● EXERCISE AIM
Identify the lines containing the word "régionale". Copy each one.

(Data entries for graphics)
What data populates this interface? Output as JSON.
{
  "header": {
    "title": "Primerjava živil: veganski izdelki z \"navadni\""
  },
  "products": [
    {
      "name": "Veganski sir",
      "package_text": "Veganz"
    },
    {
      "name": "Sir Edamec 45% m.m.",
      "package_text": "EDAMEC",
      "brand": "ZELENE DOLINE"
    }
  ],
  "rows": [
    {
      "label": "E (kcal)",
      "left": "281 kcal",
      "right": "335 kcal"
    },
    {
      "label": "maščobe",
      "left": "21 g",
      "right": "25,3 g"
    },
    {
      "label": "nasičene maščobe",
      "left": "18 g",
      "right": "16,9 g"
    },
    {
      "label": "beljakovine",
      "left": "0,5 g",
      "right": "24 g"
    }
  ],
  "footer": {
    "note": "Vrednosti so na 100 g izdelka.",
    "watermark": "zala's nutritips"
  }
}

* * *

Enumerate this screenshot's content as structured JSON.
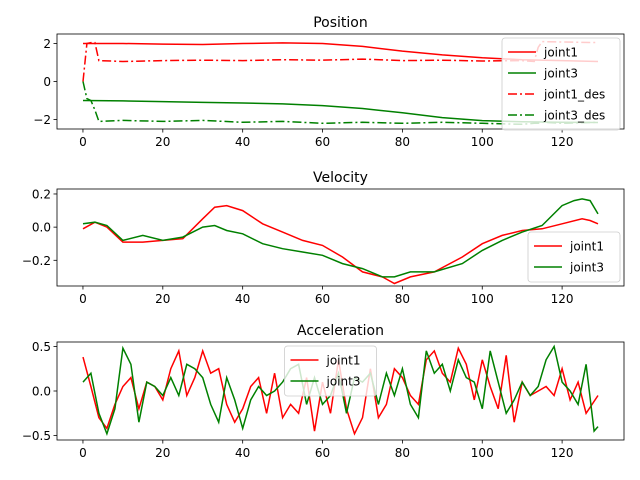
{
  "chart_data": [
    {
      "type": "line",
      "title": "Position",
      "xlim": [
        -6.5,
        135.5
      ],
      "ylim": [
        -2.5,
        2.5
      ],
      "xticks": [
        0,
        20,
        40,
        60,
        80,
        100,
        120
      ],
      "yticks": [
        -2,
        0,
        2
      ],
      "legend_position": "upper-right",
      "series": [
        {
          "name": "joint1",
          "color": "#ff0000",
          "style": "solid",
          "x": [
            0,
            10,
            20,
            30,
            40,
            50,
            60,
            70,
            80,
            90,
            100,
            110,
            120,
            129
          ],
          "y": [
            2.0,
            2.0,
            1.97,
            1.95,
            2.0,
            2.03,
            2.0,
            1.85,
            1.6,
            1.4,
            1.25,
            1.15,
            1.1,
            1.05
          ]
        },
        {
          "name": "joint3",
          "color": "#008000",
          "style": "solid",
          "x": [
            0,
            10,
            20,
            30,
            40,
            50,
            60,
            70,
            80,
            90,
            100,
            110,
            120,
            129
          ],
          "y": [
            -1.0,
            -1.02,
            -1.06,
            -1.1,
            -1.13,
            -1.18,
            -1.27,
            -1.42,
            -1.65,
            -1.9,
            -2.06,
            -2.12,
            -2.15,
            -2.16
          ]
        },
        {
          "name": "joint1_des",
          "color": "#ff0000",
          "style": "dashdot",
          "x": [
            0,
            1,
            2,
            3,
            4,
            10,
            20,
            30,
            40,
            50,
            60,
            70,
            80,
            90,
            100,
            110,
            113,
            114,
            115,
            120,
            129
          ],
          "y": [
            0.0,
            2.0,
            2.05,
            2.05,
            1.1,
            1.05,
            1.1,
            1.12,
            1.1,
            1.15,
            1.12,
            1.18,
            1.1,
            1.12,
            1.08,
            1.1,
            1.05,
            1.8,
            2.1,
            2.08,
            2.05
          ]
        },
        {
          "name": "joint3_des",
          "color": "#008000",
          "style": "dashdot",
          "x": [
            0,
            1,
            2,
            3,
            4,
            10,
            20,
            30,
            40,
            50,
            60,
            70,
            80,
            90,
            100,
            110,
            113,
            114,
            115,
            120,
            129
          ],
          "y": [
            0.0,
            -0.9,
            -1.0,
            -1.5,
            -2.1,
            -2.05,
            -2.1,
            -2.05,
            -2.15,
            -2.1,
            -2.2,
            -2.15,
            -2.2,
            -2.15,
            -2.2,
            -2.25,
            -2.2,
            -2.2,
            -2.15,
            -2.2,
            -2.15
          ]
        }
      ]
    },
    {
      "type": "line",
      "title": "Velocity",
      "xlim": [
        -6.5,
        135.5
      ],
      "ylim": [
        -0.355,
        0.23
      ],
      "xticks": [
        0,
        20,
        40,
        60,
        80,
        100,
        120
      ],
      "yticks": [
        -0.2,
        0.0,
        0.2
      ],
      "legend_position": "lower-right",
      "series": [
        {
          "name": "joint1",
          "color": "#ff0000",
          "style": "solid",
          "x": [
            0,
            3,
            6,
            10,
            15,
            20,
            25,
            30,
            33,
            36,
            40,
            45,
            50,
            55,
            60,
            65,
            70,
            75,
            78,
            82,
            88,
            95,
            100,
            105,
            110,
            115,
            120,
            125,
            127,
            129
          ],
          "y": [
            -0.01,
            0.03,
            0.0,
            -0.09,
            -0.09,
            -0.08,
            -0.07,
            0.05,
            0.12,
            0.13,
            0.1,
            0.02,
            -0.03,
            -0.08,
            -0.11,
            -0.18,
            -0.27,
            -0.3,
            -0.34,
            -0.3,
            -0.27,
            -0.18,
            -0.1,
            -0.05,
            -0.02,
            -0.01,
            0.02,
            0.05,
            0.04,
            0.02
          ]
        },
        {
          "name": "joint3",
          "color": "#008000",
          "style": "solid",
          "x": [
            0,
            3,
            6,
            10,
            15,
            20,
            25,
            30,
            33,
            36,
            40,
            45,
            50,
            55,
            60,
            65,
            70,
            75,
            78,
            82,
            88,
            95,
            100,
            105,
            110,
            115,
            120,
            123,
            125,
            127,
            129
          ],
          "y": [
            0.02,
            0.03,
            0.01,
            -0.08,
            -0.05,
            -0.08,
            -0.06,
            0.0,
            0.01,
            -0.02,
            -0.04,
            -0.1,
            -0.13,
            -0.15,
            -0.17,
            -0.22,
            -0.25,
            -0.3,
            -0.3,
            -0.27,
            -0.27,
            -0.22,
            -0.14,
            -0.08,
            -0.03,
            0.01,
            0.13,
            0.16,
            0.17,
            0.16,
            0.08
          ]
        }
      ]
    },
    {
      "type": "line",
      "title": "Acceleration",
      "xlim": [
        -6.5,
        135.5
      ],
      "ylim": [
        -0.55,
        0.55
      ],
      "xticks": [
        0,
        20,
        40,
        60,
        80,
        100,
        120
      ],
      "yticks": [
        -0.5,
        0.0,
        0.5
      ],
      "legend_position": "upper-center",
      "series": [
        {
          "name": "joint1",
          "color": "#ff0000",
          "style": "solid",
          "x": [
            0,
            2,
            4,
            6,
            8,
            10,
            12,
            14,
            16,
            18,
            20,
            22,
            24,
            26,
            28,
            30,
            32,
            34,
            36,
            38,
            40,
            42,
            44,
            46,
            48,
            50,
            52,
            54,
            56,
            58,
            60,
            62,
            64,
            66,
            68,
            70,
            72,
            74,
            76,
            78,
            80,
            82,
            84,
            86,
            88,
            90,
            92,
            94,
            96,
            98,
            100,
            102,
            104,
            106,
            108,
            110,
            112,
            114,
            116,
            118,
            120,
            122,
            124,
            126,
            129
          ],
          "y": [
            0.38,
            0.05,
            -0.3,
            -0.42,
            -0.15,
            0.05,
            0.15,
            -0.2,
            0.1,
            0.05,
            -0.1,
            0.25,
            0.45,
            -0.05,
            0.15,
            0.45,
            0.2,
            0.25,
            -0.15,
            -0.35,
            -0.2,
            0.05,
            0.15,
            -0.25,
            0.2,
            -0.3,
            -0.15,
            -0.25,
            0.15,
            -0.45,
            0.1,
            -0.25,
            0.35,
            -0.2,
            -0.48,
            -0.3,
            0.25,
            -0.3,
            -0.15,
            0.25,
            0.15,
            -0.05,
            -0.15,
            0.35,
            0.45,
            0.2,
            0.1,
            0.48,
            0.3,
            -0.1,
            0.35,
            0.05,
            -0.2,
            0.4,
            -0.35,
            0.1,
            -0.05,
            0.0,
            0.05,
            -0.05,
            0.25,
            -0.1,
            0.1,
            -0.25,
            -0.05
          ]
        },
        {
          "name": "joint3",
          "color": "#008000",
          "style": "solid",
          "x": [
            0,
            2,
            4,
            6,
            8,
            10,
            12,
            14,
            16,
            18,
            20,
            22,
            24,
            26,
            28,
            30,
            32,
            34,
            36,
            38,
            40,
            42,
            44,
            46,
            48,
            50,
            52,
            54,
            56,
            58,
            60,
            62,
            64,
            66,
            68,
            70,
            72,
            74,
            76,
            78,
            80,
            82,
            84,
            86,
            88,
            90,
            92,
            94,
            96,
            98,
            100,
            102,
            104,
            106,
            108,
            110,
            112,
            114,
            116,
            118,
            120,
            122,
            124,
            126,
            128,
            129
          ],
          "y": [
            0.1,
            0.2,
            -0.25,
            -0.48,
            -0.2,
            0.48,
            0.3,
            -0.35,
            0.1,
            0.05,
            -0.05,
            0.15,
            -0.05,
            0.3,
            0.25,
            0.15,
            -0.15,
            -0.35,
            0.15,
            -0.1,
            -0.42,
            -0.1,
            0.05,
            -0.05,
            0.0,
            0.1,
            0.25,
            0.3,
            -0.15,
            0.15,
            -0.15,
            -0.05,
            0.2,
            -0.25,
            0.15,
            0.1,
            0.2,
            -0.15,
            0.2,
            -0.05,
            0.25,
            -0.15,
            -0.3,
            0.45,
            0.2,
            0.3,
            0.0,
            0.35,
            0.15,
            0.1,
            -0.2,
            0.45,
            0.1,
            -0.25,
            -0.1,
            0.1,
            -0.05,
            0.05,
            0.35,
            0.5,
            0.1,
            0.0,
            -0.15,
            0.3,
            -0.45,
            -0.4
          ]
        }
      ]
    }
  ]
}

...

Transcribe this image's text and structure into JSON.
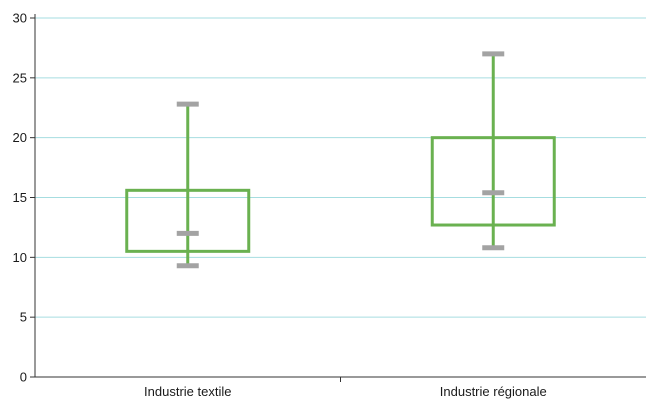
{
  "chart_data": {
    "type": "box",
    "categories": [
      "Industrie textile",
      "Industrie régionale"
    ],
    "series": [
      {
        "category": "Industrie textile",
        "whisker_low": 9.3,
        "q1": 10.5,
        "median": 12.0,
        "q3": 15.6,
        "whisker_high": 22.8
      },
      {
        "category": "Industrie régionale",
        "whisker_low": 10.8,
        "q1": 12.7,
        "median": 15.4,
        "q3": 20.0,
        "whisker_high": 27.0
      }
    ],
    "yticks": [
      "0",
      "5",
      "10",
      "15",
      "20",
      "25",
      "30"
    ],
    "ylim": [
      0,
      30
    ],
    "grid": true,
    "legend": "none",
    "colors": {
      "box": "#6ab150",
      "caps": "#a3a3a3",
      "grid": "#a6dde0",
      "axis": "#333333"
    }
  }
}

● RESPONSE TO THE TASK
      "Industrie régionale"
        "category": "Industrie régionale",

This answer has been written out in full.